Saved entries
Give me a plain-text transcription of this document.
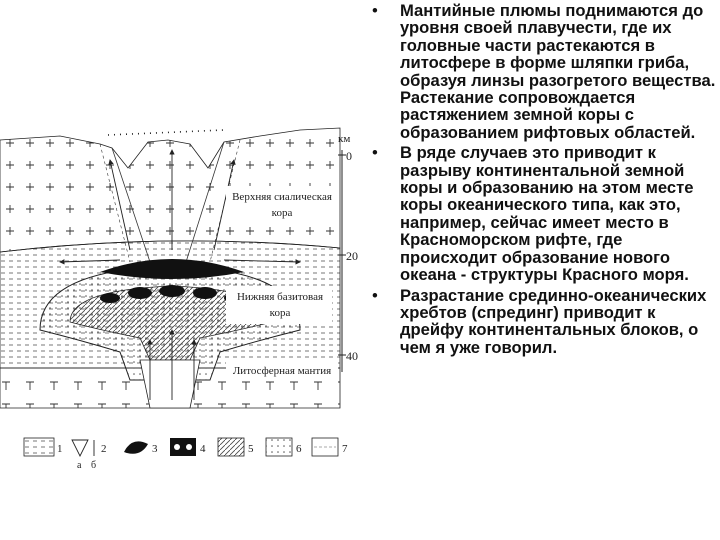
• Мантийные плюмы поднимаются до уровня своей плавучести, где их головные части растекаются в литосфере в форме шляпки гриба, образуя линзы разогретого вещества. Растекание сопровождается растяжением земной коры с образованием рифтовых областей.
• В ряде случаев это приводит к разрыву континентальной земной коры и образованию на этом месте коры океанического типа, как это, например, сейчас имеет место в Красноморском рифте, где происходит образование нового океана - структуры Красного моря.
• Разрастание срединно-океанических хребтов (спрединг) приводит к дрейфу континентальных блоков, о чем я уже говорил.
Верхняя сиалическая
кора
Нижняя базитовая
кора
Литосферная мантия
км
0
20
40
1	2
а б
3	4	5	6	7
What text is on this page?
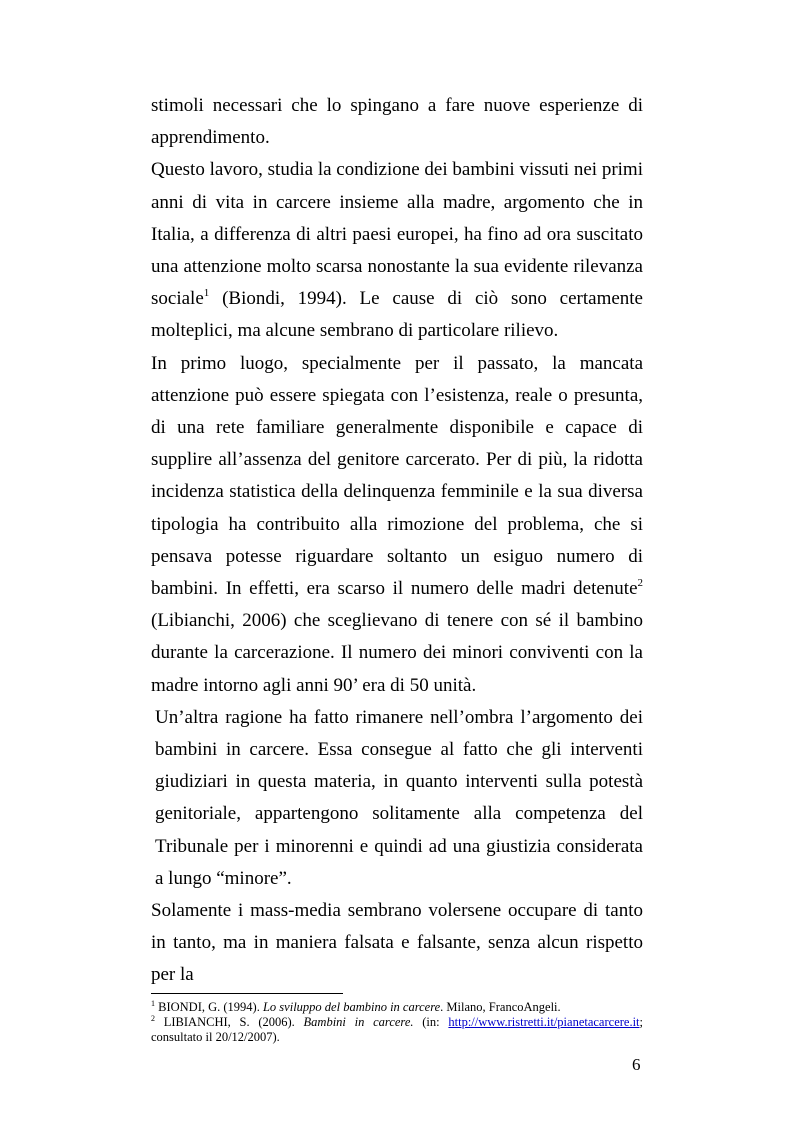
stimoli necessari che lo spingano a fare nuove esperienze di apprendimento.

Questo lavoro, studia la condizione dei bambini vissuti nei primi anni di vita in carcere insieme alla madre, argomento che in Italia, a differenza di altri paesi europei, ha fino ad ora suscitato una attenzione molto scarsa nonostante la sua evidente rilevanza sociale$^1$ (Biondi, 1994). Le cause di ciò sono certamente molteplici, ma alcune sembrano di particolare rilievo.

In primo luogo, specialmente per il passato, la mancata attenzione può essere spiegata con l’esistenza, reale o presunta, di una rete familiare generalmente disponibile e capace di supplire all’assenza del genitore carcerato. Per di più, la ridotta incidenza statistica della delinquenza femminile e la sua diversa tipologia ha contribuito alla rimozione del problema, che si pensava potesse riguardare soltanto un esiguo numero di bambini. In effetti, era scarso il numero delle madri detenute$^2$ (Libianchi, 2006) che sceglievano di tenere con sé il bambino durante la carcerazione. Il numero dei minori conviventi con la madre intorno agli anni 90’ era di 50 unità.

Un’altra ragione ha fatto rimanere nell’ombra l’argomento dei bambini in carcere. Essa consegue al fatto che gli interventi giudiziari in questa materia, in quanto interventi sulla potestà genitoriale, appartengono solitamente alla competenza del Tribunale per i minorenni e quindi ad una giustizia considerata a lungo “minore”.

Solamente i mass-media sembrano volersene occupare di tanto in tanto, ma in maniera falsata e falsante, senza alcun rispetto per la

$^1$ BIONDI, G. (1994). Lo sviluppo del bambino in carcere. Milano, FrancoAngeli.

$^2$ LIBIANCHI, S. (2006). Bambini in carcere. (in: http://www.ristretti.it/pianetacarcere.it; consultato il 20/12/2007).

6
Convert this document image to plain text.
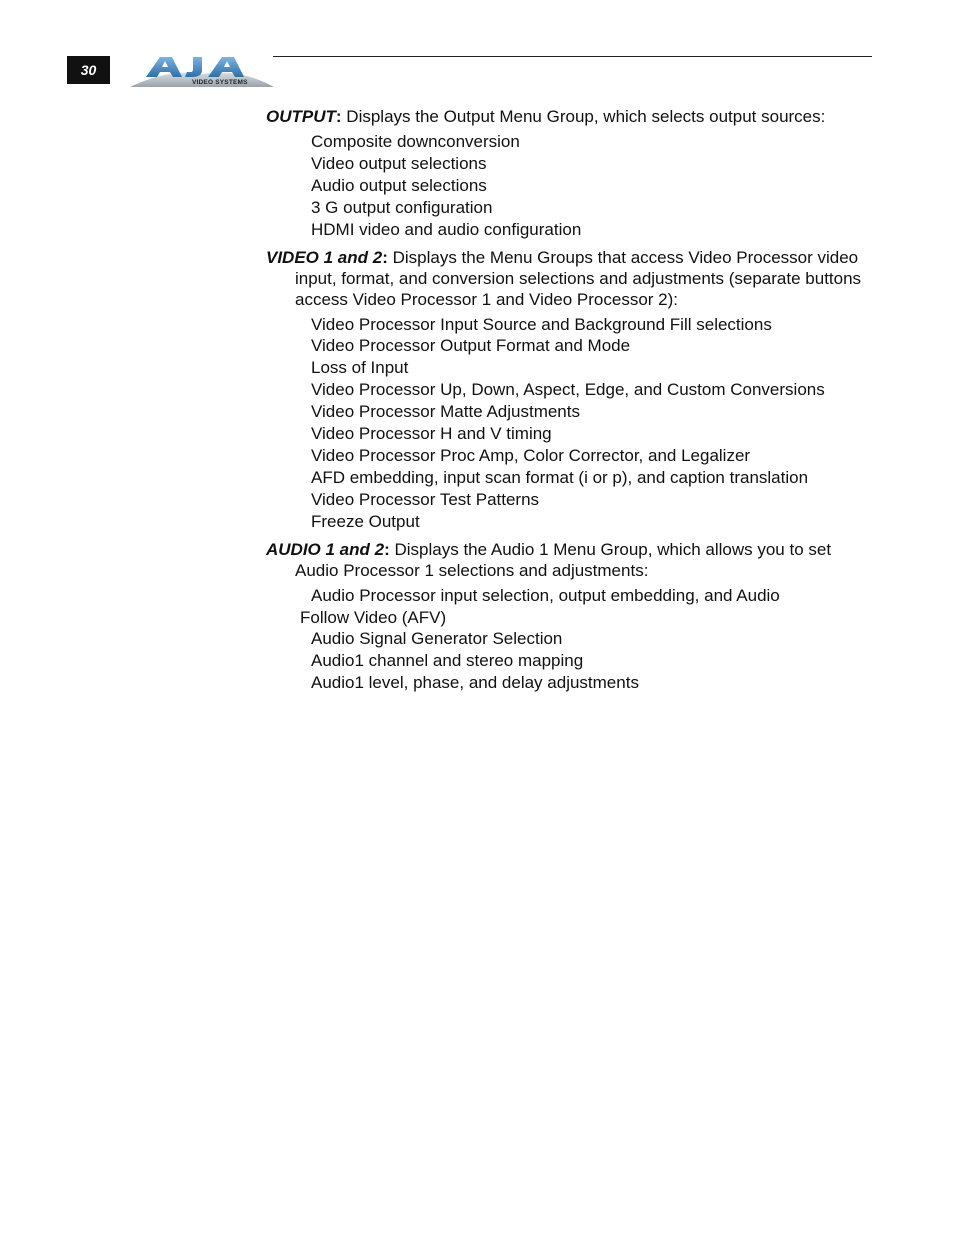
30
VIDEO SYSTEMS

OUTPUT: Displays the Output Menu Group, which selects output sources:

Composite downconversion
Video output selections
Audio output selections
3 G output configuration
HDMI video and audio configuration

VIDEO 1 and 2: Displays the Menu Groups that access Video Processor video input, format, and conversion selections and adjustments (separate buttons access Video Processor 1 and Video Processor 2):

Video Processor Input Source and Background Fill selections
Video Processor Output Format and Mode
Loss of Input
Video Processor Up, Down, Aspect, Edge, and Custom Conversions
Video Processor Matte Adjustments
Video Processor H and V timing
Video Processor Proc Amp, Color Corrector, and Legalizer
AFD embedding, input scan format (i or p), and caption translation
Video Processor Test Patterns
Freeze Output

AUDIO 1 and 2: Displays the Audio 1 Menu Group, which allows you to set Audio Processor 1 selections and adjustments:

Audio Processor input selection, output embedding, and Audio
Follow Video (AFV)
Audio Signal Generator Selection
Audio1 channel and stereo mapping
Audio1 level, phase, and delay adjustments
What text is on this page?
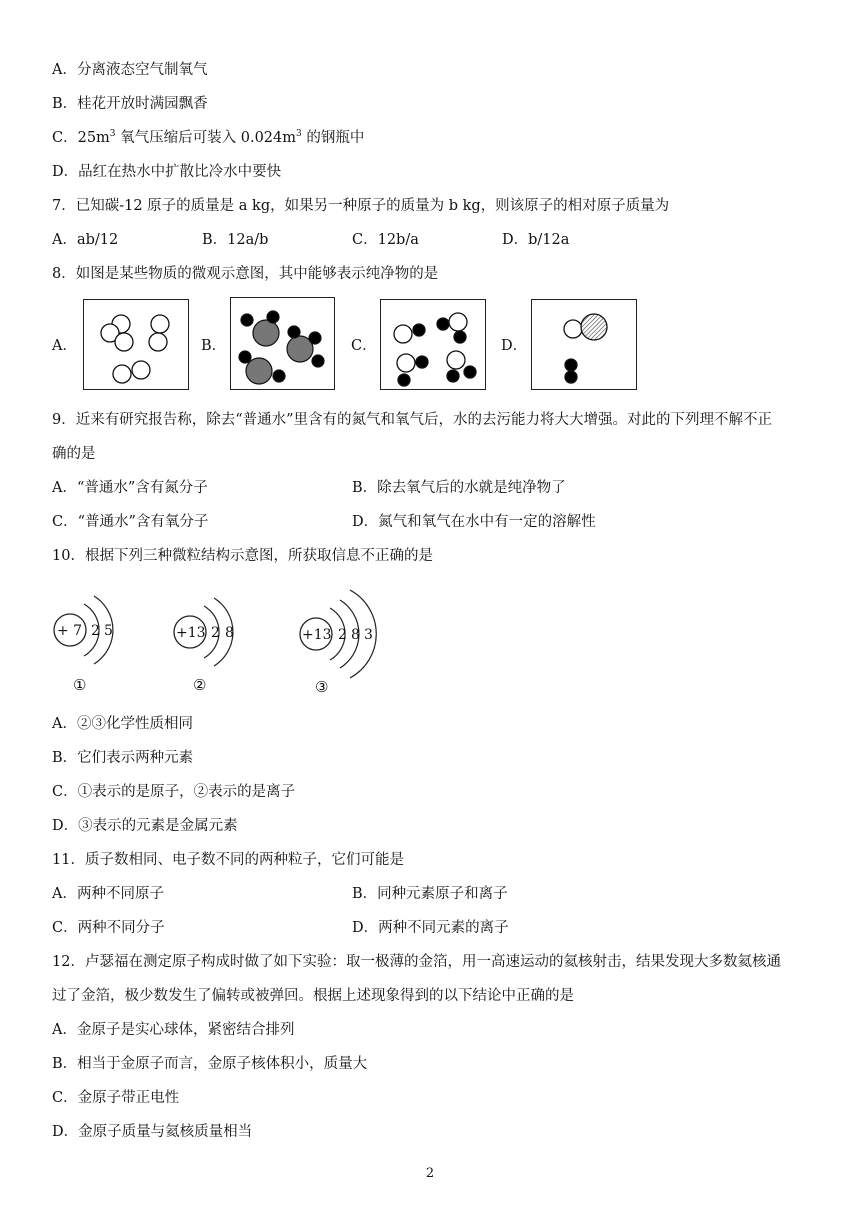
A．分离液态空气制氧气
B．桂花开放时满园飘香
C．$25m^3$ 氧气压缩后可装入 $0.024m^3$ 的钢瓶中
D．品红在热水中扩散比冷水中要快
7．已知碳-12 原子的质量是 a kg，如果另一种原子的质量为 b kg，则该原子的相对原子质量为
A．ab/12	B．12a/b	C．12b/a	D．b/12a
8．如图是某些物质的微观示意图，其中能够表示纯净物的是
A．	B．	C．	D．
9．近来有研究报告称，除去“普通水”里含有的氮气和氧气后，水的去污能力将大大增强。对此的下列理不解不正
确的是
A．“普通水”含有氮分子	B．除去氧气后的水就是纯净物了
C．“普通水”含有氧分子	D．氮气和氧气在水中有一定的溶解性
10．根据下列三种微粒结构示意图，所获取信息不正确的是
+ 7 2 5
①
+13 2 8
②
+13 2 8 3
③
A．②③化学性质相同
B．它们表示两种元素
C．①表示的是原子，②表示的是离子
D．③表示的元素是金属元素
11．质子数相同、电子数不同的两种粒子，它们可能是
A．两种不同原子	B．同种元素原子和离子
C．两种不同分子	D．两种不同元素的离子
12．卢瑟福在测定原子构成时做了如下实验：取一极薄的金箔，用一高速运动的氦核射击，结果发现大多数氦核通
过了金箔，极少数发生了偏转或被弹回。根据上述现象得到的以下结论中正确的是
A．金原子是实心球体，紧密结合排列
B．相当于金原子而言，金原子核体积小，质量大
C．金原子带正电性
D．金原子质量与氦核质量相当
2
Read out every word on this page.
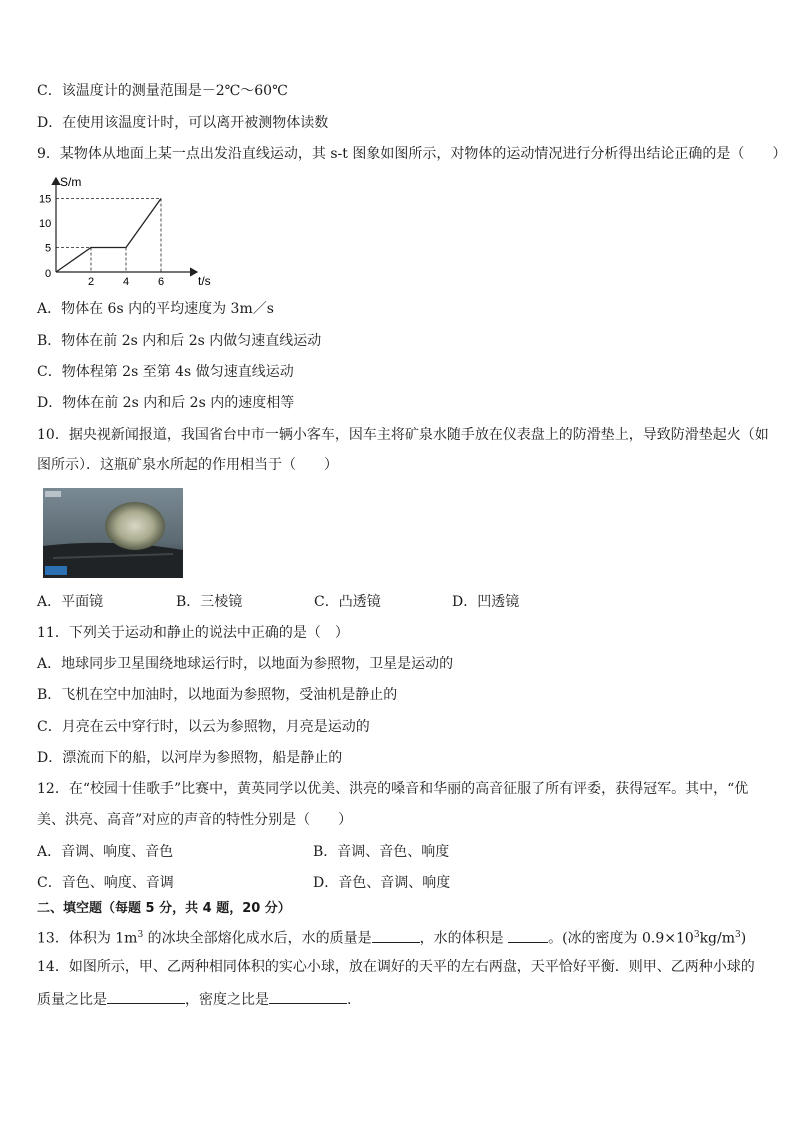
C．该温度计的测量范围是－2℃～60℃
D．在使用该温度计时，可以离开被测物体读数
9．某物体从地面上某一点出发沿直线运动，其 s-t 图象如图所示，对物体的运动情况进行分析得出结论正确的是（　　）
2	4	6
0
5
10
15
S/m
t/s
A．物体在 6s 内的平均速度为 3m／s
B．物体在前 2s 内和后 2s 内做匀速直线运动
C．物体程第 2s 至第 4s 做匀速直线运动
D．物体在前 2s 内和后 2s 内的速度相等
10．据央视新闻报道，我国省台中市一辆小客车，因车主将矿泉水随手放在仪表盘上的防滑垫上，导致防滑垫起火（如
图所示）．这瓶矿泉水所起的作用相当于（　　）
A．平面镜	B．三棱镜	C．凸透镜	D．凹透镜
11．下列关于运动和静止的说法中正确的是（　）
A．地球同步卫星围绕地球运行时，以地面为参照物，卫星是运动的
B．飞机在空中加油时，以地面为参照物，受油机是静止的
C．月亮在云中穿行时，以云为参照物，月亮是运动的
D．漂流而下的船，以河岸为参照物，船是静止的
12．在“校园十佳歌手”比赛中，黄英同学以优美、洪亮的嗓音和华丽的高音征服了所有评委，获得冠军。其中，“优
美、洪亮、高音”对应的声音的特性分别是（　　）
A．音调、响度、音色	B．音调、音色、响度
C．音色、响度、音调	D．音色、音调、响度
二、填空题（每题 5 分，共 4 题，20 分）
13．体积为 $1m^3$ 的冰块全部熔化成水后，水的质量是	，水的体积是	。(冰的密度为 $0.9\times 10^3kg/m^3$)
14．如图所示，甲、乙两种相同体积的实心小球，放在调好的天平的左右两盘，天平恰好平衡．则甲、乙两种小球的
质量之比是	，密度之比是	.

Instructions to follow: Repeat the data exactly, excluding the pictures.

Exercise answer:
Give me a plain-text transcription of this document.
• Мантийные плюмы поднимаются до уровня своей плавучести, где их головные части растекаются в литосфере в форме шляпки гриба, образуя линзы разогретого вещества. Растекание сопровождается растяжением земной коры с образованием рифтовых областей.
• В ряде случаев это приводит к разрыву континентальной земной коры и образованию на этом месте коры океанического типа, как это, например, сейчас имеет место в Красноморском рифте, где происходит образование нового океана - структуры Красного моря.
• Разрастание срединно-океанических хребтов (спрединг) приводит к дрейфу континентальных блоков, о чем я уже говорил.
Верхняя сиалическая
кора
Нижняя базитовая
кора
Литосферная мантия
км
0
20
40
1	2
а б
3	4	5	6	7
What text is on this page?
stimoli necessari che lo spingano a fare nuove esperienze di apprendimento.

Questo lavoro, studia la condizione dei bambini vissuti nei primi anni di vita in carcere insieme alla madre, argomento che in Italia, a differenza di altri paesi europei, ha fino ad ora suscitato una attenzione molto scarsa nonostante la sua evidente rilevanza sociale$^1$ (Biondi, 1994). Le cause di ciò sono certamente molteplici, ma alcune sembrano di particolare rilievo.

In primo luogo, specialmente per il passato, la mancata attenzione può essere spiegata con l’esistenza, reale o presunta, di una rete familiare generalmente disponibile e capace di supplire all’assenza del genitore carcerato. Per di più, la ridotta incidenza statistica della delinquenza femminile e la sua diversa tipologia ha contribuito alla rimozione del problema, che si pensava potesse riguardare soltanto un esiguo numero di bambini. In effetti, era scarso il numero delle madri detenute$^2$ (Libianchi, 2006) che sceglievano di tenere con sé il bambino durante la carcerazione. Il numero dei minori conviventi con la madre intorno agli anni 90’ era di 50 unità.

Un’altra ragione ha fatto rimanere nell’ombra l’argomento dei bambini in carcere. Essa consegue al fatto che gli interventi giudiziari in questa materia, in quanto interventi sulla potestà genitoriale, appartengono solitamente alla competenza del Tribunale per i minorenni e quindi ad una giustizia considerata a lungo “minore”.

Solamente i mass-media sembrano volersene occupare di tanto in tanto, ma in maniera falsata e falsante, senza alcun rispetto per la

$^1$ BIONDI, G. (1994). Lo sviluppo del bambino in carcere. Milano, FrancoAngeli.

$^2$ LIBIANCHI, S. (2006). Bambini in carcere. (in: http://www.ristretti.it/pianetacarcere.it; consultato il 20/12/2007).

6
Convert this document image to plain text.
30
VIDEO SYSTEMS

OUTPUT: Displays the Output Menu Group, which selects output sources:

Composite downconversion
Video output selections
Audio output selections
3 G output configuration
HDMI video and audio configuration

VIDEO 1 and 2: Displays the Menu Groups that access Video Processor video input, format, and conversion selections and adjustments (separate buttons access Video Processor 1 and Video Processor 2):

Video Processor Input Source and Background Fill selections
Video Processor Output Format and Mode
Loss of Input
Video Processor Up, Down, Aspect, Edge, and Custom Conversions
Video Processor Matte Adjustments
Video Processor H and V timing
Video Processor Proc Amp, Color Corrector, and Legalizer
AFD embedding, input scan format (i or p), and caption translation
Video Processor Test Patterns
Freeze Output

AUDIO 1 and 2: Displays the Audio 1 Menu Group, which allows you to set Audio Processor 1 selections and adjustments:

Audio Processor input selection, output embedding, and Audio
Follow Video (AFV)
Audio Signal Generator Selection
Audio1 channel and stereo mapping
Audio1 level, phase, and delay adjustments
What text is on this page?
A．分离液态空气制氧气
B．桂花开放时满园飘香
C．$25m^3$ 氧气压缩后可装入 $0.024m^3$ 的钢瓶中
D．品红在热水中扩散比冷水中要快
7．已知碳-12 原子的质量是 a kg，如果另一种原子的质量为 b kg，则该原子的相对原子质量为
A．ab/12	B．12a/b	C．12b/a	D．b/12a
8．如图是某些物质的微观示意图，其中能够表示纯净物的是
A．	B．	C．	D．
9．近来有研究报告称，除去“普通水”里含有的氮气和氧气后，水的去污能力将大大增强。对此的下列理不解不正
确的是
A．“普通水”含有氮分子	B．除去氧气后的水就是纯净物了
C．“普通水”含有氧分子	D．氮气和氧气在水中有一定的溶解性
10．根据下列三种微粒结构示意图，所获取信息不正确的是
+ 7 2 5
①
+13 2 8
②
+13 2 8 3
③
A．②③化学性质相同
B．它们表示两种元素
C．①表示的是原子，②表示的是离子
D．③表示的元素是金属元素
11．质子数相同、电子数不同的两种粒子，它们可能是
A．两种不同原子	B．同种元素原子和离子
C．两种不同分子	D．两种不同元素的离子
12．卢瑟福在测定原子构成时做了如下实验：取一极薄的金箔，用一高速运动的氦核射击，结果发现大多数氦核通
过了金箔，极少数发生了偏转或被弹回。根据上述现象得到的以下结论中正确的是
A．金原子是实心球体，紧密结合排列
B．相当于金原子而言，金原子核体积小，质量大
C．金原子带正电性
D．金原子质量与氦核质量相当
2
Read out every word on this page.
C．该温度计的测量范围是－2℃～60℃
D．在使用该温度计时，可以离开被测物体读数
9．某物体从地面上某一点出发沿直线运动，其 s-t 图象如图所示，对物体的运动情况进行分析得出结论正确的是（　　）
2	4	6
0
5
10
15
S/m
t/s
A．物体在 6s 内的平均速度为 3m／s
B．物体在前 2s 内和后 2s 内做匀速直线运动
C．物体程第 2s 至第 4s 做匀速直线运动
D．物体在前 2s 内和后 2s 内的速度相等
10．据央视新闻报道，我国省台中市一辆小客车，因车主将矿泉水随手放在仪表盘上的防滑垫上，导致防滑垫起火（如
图所示）．这瓶矿泉水所起的作用相当于（　　）
A．平面镜	B．三棱镜	C．凸透镜	D．凹透镜
11．下列关于运动和静止的说法中正确的是（　）
A．地球同步卫星围绕地球运行时，以地面为参照物，卫星是运动的
B．飞机在空中加油时，以地面为参照物，受油机是静止的
C．月亮在云中穿行时，以云为参照物，月亮是运动的
D．漂流而下的船，以河岸为参照物，船是静止的
12．在“校园十佳歌手”比赛中，黄英同学以优美、洪亮的嗓音和华丽的高音征服了所有评委，获得冠军。其中，“优
美、洪亮、高音”对应的声音的特性分别是（　　）
A．音调、响度、音色	B．音调、音色、响度
C．音色、响度、音调	D．音色、音调、响度
二、填空题（每题 5 分，共 4 题，20 分）
13．体积为 $1m^3$ 的冰块全部熔化成水后，水的质量是	，水的体积是	。(冰的密度为 $0.9\times 10^3kg/m^3$)
14．如图所示，甲、乙两种相同体积的实心小球，放在调好的天平的左右两盘，天平恰好平衡．则甲、乙两种小球的
质量之比是	，密度之比是	.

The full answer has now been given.